**Exercise prompt**
Identify all lines of the data containing the string "content" and copy them.
***** Recorded information
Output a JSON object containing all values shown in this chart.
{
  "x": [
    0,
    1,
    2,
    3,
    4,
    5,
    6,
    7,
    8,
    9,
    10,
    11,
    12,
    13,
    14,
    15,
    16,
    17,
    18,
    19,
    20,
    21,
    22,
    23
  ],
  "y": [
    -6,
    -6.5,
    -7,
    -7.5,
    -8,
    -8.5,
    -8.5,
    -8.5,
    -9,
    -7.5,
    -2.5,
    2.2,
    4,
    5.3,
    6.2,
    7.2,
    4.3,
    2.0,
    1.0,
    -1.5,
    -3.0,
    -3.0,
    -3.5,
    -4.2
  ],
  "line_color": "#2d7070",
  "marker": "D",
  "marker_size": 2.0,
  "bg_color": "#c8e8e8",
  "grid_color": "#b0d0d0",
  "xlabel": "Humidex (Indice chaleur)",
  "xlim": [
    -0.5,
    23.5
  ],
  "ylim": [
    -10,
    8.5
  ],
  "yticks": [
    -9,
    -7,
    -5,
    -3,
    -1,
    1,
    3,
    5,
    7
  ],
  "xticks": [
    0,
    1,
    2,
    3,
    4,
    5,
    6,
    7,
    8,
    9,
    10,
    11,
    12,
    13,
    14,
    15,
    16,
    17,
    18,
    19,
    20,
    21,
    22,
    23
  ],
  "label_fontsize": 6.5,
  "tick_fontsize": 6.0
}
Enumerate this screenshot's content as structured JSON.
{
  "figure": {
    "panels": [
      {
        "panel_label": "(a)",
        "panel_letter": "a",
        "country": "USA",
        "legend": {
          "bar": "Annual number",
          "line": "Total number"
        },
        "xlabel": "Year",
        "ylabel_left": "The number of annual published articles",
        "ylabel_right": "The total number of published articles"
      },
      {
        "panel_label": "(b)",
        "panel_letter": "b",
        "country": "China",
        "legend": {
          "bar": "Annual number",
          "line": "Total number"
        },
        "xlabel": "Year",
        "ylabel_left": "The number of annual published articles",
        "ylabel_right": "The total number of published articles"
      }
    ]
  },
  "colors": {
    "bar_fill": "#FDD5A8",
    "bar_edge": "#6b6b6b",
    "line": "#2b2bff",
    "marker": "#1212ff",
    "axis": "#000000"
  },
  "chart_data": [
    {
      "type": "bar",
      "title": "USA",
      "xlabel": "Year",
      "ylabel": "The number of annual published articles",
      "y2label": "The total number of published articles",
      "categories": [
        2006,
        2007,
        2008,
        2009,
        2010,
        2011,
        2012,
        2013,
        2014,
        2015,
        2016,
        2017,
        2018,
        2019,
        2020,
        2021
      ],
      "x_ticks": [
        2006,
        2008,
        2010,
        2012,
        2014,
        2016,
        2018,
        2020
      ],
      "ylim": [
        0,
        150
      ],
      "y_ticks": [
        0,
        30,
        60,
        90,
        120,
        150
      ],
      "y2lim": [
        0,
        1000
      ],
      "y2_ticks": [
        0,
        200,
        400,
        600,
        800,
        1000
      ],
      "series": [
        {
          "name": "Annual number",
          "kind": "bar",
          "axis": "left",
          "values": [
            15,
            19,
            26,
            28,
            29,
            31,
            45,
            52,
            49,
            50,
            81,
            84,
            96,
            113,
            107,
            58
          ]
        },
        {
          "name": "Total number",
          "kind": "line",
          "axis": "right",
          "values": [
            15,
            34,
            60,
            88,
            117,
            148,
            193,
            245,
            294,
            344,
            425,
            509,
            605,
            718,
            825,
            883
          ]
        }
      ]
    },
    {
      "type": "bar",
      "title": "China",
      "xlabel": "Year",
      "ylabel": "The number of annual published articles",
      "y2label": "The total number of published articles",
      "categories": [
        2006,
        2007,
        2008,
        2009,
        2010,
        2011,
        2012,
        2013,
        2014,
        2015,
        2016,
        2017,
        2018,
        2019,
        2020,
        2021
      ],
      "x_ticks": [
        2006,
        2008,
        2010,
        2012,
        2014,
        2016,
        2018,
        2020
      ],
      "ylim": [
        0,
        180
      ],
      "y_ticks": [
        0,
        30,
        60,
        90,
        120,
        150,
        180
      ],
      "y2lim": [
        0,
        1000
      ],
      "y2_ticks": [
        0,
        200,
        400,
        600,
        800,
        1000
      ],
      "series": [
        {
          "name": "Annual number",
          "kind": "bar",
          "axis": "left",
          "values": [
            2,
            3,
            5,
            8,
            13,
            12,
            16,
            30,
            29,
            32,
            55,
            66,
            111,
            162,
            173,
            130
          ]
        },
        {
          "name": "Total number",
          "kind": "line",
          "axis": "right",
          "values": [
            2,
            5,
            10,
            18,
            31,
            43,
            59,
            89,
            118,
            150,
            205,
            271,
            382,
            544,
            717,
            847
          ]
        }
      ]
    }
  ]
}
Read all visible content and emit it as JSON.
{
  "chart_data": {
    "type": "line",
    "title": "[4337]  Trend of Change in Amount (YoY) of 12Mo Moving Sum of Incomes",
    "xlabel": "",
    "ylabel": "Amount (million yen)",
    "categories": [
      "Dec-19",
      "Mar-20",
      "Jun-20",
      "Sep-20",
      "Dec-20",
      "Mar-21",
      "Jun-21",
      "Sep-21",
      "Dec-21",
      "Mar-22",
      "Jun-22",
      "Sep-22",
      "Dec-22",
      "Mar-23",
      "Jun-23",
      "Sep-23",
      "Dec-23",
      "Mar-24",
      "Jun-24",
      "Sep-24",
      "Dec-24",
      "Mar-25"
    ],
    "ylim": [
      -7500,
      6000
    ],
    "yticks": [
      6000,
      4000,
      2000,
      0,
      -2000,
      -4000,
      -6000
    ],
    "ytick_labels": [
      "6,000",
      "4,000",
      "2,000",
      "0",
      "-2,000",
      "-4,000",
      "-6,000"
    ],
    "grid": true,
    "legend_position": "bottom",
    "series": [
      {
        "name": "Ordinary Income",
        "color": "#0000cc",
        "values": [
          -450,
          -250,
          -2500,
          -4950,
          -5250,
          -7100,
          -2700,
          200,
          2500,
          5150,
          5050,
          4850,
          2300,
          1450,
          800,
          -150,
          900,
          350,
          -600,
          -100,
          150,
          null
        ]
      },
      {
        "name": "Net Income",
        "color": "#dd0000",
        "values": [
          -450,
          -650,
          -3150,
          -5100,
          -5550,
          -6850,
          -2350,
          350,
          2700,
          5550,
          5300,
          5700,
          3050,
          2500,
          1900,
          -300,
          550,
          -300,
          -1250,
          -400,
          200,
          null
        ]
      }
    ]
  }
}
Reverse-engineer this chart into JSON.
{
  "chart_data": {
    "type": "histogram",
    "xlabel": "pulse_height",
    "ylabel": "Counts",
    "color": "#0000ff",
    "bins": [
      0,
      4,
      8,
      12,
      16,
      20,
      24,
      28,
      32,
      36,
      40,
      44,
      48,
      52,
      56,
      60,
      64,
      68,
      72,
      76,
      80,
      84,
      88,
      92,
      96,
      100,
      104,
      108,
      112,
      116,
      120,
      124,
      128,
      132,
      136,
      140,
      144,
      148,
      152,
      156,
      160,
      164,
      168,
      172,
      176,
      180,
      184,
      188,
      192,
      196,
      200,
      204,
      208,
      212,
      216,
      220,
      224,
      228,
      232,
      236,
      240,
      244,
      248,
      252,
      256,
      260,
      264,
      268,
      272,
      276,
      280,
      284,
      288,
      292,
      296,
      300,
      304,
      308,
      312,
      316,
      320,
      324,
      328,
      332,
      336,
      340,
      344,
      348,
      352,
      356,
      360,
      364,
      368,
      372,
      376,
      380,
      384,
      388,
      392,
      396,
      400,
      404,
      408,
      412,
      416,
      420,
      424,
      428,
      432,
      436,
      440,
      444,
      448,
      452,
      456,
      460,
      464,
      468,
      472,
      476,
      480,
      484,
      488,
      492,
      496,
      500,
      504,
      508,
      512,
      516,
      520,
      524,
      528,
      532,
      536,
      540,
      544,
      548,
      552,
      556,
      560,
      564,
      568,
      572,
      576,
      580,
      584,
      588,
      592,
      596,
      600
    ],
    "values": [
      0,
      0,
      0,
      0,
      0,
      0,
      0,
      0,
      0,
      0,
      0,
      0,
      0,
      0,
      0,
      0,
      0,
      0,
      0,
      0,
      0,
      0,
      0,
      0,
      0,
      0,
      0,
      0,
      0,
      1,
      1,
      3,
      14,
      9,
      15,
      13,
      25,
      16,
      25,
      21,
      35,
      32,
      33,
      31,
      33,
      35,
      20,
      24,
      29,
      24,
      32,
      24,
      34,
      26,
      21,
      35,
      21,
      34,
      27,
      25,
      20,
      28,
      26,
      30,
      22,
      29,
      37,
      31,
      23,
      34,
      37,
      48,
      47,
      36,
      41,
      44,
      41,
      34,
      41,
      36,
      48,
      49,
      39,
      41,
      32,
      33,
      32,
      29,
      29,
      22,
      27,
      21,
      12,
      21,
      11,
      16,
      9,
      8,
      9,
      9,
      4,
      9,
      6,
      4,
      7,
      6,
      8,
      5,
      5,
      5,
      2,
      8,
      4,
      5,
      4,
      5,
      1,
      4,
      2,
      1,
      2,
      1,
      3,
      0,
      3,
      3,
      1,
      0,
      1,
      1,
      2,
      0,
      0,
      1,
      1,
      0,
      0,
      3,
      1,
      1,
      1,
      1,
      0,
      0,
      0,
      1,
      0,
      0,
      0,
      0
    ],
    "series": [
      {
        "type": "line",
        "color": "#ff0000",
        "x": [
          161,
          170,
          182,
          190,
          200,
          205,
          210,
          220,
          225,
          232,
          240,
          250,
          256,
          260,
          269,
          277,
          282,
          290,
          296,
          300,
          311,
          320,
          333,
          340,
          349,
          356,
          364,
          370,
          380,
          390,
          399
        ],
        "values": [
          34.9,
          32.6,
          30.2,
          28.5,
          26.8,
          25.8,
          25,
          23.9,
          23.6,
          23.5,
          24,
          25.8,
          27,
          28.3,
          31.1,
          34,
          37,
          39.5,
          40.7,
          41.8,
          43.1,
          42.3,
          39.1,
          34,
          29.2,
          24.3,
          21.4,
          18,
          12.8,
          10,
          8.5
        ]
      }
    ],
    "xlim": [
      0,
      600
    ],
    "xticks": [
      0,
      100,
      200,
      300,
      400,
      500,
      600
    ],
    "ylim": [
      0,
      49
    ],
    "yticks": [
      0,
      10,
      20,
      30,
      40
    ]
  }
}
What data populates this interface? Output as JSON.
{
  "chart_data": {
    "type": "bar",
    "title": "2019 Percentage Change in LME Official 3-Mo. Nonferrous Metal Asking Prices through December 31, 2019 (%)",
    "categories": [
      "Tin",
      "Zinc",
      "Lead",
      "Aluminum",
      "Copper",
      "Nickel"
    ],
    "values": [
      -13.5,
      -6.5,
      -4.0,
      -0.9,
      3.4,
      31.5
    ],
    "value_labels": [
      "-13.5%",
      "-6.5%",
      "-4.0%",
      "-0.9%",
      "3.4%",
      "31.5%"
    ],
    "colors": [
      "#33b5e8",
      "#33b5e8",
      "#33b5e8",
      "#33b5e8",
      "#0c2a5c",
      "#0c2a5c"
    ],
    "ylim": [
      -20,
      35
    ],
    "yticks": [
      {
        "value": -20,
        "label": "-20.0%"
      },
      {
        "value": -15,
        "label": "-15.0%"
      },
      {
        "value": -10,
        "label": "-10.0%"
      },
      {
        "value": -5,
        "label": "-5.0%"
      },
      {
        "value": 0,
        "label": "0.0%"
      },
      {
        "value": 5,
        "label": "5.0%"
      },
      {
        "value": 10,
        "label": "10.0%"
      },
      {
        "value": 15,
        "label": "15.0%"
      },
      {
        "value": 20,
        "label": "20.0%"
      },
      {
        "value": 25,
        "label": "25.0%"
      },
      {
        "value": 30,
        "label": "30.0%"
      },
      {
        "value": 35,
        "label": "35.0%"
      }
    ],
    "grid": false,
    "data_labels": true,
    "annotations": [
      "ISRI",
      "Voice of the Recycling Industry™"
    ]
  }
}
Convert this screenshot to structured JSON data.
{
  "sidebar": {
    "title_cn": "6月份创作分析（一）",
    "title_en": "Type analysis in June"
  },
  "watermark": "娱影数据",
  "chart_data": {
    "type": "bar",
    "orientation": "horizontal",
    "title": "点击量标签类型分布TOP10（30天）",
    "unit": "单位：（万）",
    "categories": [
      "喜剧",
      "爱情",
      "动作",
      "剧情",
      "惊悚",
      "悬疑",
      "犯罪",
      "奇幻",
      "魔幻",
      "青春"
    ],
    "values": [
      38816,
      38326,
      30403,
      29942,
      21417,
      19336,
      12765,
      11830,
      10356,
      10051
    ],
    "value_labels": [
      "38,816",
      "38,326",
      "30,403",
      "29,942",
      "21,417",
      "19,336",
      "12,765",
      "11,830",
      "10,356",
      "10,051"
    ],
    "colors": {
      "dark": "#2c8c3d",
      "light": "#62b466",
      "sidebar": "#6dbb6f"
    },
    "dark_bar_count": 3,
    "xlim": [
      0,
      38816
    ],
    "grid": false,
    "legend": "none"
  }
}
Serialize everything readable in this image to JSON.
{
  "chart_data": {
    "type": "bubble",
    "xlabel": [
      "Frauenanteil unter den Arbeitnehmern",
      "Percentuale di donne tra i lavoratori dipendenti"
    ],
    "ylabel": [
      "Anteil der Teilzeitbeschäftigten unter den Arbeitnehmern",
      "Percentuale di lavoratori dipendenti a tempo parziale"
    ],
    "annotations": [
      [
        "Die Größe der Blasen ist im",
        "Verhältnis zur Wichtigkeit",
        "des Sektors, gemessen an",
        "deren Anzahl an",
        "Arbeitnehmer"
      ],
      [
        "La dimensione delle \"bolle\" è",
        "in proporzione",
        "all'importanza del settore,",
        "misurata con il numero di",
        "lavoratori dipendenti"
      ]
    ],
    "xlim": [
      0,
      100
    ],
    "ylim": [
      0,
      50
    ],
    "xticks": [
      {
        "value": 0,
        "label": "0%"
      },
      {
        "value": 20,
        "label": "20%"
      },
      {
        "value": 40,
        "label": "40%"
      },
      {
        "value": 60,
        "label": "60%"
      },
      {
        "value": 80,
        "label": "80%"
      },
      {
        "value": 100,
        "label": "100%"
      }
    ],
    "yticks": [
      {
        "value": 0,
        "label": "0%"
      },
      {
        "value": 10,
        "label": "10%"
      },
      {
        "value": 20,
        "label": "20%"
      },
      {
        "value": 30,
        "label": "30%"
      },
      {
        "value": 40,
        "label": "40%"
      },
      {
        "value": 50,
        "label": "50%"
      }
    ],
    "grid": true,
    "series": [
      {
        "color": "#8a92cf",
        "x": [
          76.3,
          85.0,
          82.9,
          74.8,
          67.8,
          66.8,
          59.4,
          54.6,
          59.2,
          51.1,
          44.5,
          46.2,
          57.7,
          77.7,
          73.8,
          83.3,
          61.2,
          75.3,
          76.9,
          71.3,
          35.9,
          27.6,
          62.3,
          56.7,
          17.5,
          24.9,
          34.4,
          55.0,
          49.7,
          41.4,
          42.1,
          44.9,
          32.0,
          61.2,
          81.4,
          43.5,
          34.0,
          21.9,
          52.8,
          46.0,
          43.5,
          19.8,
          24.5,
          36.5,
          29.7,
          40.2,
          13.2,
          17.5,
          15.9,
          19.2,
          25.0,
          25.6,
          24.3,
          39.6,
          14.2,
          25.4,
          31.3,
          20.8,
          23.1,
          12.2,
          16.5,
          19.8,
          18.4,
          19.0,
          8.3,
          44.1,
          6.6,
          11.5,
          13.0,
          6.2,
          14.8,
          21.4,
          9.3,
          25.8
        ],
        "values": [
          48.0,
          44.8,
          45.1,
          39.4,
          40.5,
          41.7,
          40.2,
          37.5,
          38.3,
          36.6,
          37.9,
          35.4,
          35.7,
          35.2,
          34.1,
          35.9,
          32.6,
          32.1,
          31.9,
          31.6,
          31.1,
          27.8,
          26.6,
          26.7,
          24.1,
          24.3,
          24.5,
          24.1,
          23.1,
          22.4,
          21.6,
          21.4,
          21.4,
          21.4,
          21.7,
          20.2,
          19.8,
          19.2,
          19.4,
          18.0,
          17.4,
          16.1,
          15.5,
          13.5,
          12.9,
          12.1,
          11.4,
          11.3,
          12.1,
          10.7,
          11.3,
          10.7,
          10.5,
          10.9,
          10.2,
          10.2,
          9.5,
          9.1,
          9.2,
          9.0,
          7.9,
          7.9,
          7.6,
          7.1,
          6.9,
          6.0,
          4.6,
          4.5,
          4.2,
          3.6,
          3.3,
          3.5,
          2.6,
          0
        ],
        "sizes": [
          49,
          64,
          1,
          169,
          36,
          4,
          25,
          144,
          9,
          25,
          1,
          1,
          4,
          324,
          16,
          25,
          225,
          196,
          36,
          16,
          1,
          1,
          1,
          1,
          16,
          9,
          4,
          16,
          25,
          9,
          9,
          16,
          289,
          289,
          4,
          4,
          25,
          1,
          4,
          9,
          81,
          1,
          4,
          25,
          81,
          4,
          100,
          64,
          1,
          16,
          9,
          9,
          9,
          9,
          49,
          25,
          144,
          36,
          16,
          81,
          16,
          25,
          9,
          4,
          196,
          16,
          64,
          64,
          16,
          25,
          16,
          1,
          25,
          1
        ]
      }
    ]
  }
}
**********
**Result below**
Enumerate this screenshot's content as structured JSON.
Read all visible content and emit it as JSON.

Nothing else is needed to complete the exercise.